- RAW DATA
··········

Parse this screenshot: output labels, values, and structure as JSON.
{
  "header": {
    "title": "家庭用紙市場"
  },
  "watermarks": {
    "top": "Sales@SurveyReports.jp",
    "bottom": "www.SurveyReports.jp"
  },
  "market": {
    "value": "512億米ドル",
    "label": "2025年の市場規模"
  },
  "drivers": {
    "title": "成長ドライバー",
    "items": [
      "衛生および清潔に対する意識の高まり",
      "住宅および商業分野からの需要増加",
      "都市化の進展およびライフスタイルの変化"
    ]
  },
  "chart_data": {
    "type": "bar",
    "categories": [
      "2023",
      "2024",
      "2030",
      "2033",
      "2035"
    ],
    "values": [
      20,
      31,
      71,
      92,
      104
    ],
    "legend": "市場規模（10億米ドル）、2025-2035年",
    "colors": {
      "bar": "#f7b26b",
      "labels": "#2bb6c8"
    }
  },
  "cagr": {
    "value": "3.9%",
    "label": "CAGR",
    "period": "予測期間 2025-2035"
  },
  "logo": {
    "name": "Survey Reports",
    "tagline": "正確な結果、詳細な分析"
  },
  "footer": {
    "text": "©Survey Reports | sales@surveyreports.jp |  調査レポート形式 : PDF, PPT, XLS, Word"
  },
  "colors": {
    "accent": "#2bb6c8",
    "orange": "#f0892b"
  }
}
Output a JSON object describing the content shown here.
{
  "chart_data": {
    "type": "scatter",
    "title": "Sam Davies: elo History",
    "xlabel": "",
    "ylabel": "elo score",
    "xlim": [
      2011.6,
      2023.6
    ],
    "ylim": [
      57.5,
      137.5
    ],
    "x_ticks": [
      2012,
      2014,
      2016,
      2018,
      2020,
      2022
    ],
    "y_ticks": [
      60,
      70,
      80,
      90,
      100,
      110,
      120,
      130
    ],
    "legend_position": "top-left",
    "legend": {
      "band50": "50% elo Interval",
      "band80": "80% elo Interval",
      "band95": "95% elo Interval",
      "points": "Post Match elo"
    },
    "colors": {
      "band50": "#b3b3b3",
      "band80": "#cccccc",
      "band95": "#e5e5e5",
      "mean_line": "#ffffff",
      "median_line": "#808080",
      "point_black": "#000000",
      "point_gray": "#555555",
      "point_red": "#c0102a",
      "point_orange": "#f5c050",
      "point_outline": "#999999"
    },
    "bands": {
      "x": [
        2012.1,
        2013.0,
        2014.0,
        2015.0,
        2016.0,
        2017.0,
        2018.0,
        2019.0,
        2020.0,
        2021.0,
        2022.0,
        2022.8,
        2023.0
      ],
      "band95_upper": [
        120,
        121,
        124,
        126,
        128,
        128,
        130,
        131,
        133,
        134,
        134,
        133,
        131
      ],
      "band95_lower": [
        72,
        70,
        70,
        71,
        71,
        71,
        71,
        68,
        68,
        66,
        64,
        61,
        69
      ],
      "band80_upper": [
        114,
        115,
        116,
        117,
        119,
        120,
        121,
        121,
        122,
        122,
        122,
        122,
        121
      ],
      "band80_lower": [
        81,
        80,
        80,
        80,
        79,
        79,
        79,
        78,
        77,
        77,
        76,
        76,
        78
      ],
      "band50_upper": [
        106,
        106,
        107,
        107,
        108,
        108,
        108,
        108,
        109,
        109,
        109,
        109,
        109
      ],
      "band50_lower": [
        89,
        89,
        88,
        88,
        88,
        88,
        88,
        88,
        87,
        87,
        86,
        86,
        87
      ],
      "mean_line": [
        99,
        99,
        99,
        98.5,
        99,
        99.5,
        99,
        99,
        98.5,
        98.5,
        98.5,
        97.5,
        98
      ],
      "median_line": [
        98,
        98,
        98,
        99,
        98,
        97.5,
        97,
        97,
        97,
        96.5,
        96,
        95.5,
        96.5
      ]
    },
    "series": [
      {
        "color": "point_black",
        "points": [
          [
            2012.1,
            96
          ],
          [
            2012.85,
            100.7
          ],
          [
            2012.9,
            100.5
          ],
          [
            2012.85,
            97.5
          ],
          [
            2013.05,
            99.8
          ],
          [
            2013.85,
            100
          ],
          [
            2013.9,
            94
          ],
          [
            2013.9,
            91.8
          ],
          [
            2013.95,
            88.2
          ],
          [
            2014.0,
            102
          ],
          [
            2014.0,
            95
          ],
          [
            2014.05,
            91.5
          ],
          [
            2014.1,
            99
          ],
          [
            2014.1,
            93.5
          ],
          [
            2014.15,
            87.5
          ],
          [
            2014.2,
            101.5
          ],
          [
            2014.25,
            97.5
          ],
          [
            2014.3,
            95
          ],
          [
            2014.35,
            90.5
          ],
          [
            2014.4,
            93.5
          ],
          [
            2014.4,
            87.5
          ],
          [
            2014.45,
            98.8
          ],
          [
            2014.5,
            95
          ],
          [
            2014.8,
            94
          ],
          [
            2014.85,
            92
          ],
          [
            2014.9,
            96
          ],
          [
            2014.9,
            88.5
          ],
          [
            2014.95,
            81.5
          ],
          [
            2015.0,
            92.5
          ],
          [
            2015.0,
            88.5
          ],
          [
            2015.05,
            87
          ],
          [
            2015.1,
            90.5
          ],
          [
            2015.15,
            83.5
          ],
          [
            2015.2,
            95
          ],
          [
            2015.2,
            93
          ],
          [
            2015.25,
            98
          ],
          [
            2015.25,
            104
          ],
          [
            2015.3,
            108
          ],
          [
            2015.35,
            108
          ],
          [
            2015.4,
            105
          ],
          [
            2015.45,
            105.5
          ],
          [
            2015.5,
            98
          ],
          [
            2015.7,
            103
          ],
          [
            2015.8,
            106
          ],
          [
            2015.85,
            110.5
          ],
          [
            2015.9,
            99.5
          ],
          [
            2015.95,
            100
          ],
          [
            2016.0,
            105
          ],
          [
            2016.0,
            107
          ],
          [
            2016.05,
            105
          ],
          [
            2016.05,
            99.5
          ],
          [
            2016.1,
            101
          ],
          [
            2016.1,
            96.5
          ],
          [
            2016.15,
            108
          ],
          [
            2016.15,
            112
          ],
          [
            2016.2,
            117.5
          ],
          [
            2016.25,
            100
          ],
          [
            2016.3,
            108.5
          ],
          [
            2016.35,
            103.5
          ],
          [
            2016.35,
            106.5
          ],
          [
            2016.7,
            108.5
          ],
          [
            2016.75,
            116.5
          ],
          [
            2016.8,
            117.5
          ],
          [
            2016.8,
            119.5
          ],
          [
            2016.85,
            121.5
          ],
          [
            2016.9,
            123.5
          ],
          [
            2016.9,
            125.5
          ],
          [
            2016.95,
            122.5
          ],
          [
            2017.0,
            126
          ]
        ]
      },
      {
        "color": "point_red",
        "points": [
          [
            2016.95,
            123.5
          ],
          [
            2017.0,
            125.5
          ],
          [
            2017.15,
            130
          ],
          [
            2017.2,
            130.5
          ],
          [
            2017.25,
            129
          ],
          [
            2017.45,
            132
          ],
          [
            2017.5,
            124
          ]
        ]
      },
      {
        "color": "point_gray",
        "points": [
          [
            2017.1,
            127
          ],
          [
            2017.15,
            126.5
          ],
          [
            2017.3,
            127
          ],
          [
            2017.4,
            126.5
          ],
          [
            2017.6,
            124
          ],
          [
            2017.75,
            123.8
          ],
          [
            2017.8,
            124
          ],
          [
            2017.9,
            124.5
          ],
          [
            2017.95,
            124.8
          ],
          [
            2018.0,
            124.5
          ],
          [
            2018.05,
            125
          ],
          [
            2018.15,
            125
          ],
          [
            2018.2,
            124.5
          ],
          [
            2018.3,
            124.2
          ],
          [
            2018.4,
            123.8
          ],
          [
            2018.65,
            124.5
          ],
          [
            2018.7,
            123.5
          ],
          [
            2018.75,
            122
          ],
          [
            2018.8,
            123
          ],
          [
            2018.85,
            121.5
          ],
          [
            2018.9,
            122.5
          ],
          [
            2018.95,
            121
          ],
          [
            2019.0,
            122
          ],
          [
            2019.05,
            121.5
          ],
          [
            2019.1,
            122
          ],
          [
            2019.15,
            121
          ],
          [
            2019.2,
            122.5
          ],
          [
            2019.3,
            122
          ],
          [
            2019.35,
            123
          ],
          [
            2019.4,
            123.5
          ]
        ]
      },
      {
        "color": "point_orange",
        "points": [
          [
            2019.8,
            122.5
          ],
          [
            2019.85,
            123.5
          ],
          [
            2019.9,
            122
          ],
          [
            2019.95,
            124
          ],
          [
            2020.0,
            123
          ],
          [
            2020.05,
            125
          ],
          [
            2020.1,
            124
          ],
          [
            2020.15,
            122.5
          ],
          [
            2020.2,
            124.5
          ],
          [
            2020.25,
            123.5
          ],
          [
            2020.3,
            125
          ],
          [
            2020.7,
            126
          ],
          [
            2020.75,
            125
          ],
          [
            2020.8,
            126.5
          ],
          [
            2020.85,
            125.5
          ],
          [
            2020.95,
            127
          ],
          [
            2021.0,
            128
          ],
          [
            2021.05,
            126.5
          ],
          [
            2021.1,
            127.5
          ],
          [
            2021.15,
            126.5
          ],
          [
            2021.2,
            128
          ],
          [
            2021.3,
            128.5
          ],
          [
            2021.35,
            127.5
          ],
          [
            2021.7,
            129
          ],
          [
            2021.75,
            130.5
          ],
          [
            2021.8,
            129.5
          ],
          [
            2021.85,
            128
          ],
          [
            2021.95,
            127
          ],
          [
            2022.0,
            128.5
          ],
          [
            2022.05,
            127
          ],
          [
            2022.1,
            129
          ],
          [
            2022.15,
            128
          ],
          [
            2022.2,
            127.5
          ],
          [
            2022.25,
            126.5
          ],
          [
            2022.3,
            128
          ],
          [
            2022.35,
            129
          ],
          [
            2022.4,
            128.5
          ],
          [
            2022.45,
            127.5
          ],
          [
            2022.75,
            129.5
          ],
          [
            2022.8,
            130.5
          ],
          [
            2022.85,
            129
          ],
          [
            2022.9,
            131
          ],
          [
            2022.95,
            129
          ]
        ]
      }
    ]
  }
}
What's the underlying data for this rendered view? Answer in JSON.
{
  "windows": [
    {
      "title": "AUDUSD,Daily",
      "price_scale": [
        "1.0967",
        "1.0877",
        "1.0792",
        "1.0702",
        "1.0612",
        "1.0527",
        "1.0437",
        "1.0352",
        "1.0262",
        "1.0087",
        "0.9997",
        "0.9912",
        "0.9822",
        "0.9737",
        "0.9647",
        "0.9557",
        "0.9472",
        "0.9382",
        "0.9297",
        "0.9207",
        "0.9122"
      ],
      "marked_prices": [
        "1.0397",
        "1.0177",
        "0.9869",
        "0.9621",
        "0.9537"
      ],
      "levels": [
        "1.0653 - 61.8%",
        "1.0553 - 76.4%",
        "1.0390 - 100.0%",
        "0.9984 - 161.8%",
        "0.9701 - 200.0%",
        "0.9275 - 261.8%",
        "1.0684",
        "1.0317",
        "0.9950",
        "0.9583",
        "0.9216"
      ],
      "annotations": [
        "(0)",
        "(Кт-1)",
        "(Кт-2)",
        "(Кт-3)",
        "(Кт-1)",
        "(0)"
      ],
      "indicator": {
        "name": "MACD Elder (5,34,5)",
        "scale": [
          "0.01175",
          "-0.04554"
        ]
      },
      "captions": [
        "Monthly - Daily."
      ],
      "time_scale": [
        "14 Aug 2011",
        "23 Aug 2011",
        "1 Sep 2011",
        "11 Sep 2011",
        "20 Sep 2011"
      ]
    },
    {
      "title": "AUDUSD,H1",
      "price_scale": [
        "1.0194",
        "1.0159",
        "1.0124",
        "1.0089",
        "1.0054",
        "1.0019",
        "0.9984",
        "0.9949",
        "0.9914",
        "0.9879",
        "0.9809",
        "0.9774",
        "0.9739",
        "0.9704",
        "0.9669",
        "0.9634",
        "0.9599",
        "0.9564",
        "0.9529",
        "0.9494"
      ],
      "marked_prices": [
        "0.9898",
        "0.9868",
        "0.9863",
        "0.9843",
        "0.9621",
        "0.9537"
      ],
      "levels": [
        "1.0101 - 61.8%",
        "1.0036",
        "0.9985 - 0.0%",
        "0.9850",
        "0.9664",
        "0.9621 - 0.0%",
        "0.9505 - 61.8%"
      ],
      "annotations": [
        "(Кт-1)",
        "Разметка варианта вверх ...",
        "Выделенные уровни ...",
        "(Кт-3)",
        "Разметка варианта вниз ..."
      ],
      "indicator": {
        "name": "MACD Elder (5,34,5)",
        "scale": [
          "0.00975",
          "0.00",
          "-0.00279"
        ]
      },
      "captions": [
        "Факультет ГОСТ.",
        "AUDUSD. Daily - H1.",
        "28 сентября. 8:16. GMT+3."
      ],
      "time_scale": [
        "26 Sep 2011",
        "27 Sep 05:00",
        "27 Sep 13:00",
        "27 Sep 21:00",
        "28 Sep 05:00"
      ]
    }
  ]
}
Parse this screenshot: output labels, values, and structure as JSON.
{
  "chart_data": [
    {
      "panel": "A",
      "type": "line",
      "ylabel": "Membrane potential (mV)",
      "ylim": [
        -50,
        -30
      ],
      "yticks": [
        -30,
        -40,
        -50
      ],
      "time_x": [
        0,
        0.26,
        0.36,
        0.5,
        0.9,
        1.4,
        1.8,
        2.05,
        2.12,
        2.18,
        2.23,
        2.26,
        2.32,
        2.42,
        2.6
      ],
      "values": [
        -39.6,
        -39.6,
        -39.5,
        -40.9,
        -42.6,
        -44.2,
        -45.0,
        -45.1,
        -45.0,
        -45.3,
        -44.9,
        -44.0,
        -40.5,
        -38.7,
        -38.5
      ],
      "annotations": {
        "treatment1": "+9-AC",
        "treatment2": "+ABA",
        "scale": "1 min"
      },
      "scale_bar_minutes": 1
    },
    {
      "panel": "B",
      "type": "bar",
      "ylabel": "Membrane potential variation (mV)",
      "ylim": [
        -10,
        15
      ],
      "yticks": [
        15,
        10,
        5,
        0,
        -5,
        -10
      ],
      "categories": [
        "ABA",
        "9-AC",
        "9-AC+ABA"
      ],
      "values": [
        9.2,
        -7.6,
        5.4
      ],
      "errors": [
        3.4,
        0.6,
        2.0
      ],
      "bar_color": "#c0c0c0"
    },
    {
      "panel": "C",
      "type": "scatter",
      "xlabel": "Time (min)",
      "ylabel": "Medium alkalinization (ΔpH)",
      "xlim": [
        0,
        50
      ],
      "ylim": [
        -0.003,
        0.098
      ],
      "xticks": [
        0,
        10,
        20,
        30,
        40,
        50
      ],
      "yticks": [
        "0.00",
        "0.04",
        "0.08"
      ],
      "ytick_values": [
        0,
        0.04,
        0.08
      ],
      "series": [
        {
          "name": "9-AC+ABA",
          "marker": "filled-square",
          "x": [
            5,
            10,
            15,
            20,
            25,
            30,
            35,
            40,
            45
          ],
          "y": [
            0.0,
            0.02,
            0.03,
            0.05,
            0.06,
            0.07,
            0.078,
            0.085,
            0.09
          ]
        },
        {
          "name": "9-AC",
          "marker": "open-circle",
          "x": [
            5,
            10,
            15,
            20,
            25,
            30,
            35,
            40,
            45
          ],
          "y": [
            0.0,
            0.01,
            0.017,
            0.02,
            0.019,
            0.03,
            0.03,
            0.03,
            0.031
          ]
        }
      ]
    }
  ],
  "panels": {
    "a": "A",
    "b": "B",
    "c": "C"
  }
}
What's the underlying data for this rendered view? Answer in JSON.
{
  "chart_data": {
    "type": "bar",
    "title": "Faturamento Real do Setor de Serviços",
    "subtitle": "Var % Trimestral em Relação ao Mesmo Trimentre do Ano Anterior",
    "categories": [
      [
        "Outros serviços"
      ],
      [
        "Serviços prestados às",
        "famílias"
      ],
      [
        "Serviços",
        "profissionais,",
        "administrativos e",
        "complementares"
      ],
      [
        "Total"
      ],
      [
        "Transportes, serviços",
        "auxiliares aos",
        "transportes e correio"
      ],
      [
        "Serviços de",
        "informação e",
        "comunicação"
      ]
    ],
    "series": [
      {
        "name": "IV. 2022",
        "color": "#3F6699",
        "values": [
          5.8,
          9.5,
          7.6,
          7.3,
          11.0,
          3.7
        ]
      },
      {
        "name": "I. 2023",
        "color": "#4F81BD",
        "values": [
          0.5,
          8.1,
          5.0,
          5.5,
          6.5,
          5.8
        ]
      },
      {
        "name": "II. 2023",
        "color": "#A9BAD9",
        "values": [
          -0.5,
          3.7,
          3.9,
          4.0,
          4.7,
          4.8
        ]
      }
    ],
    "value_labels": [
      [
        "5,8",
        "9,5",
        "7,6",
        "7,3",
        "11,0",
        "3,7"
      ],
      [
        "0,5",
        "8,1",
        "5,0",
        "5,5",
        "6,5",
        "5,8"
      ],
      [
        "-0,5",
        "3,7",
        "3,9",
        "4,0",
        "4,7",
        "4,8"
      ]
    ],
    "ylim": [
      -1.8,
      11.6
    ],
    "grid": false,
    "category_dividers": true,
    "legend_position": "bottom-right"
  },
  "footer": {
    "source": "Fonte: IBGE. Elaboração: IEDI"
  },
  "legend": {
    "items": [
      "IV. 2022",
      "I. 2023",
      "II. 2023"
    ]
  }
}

··········

- WHAT IS BEING ASKED
Extract, from the material above, each line holding the word "ylabel".

- ANSWER TO THIS PROBLEM
    "ylabel": "elo score",
      "ylabel": "Membrane potential (mV)",
      "ylabel": "Membrane potential variation (mV)",
      "ylabel": "Medium alkalinization (ΔpH)",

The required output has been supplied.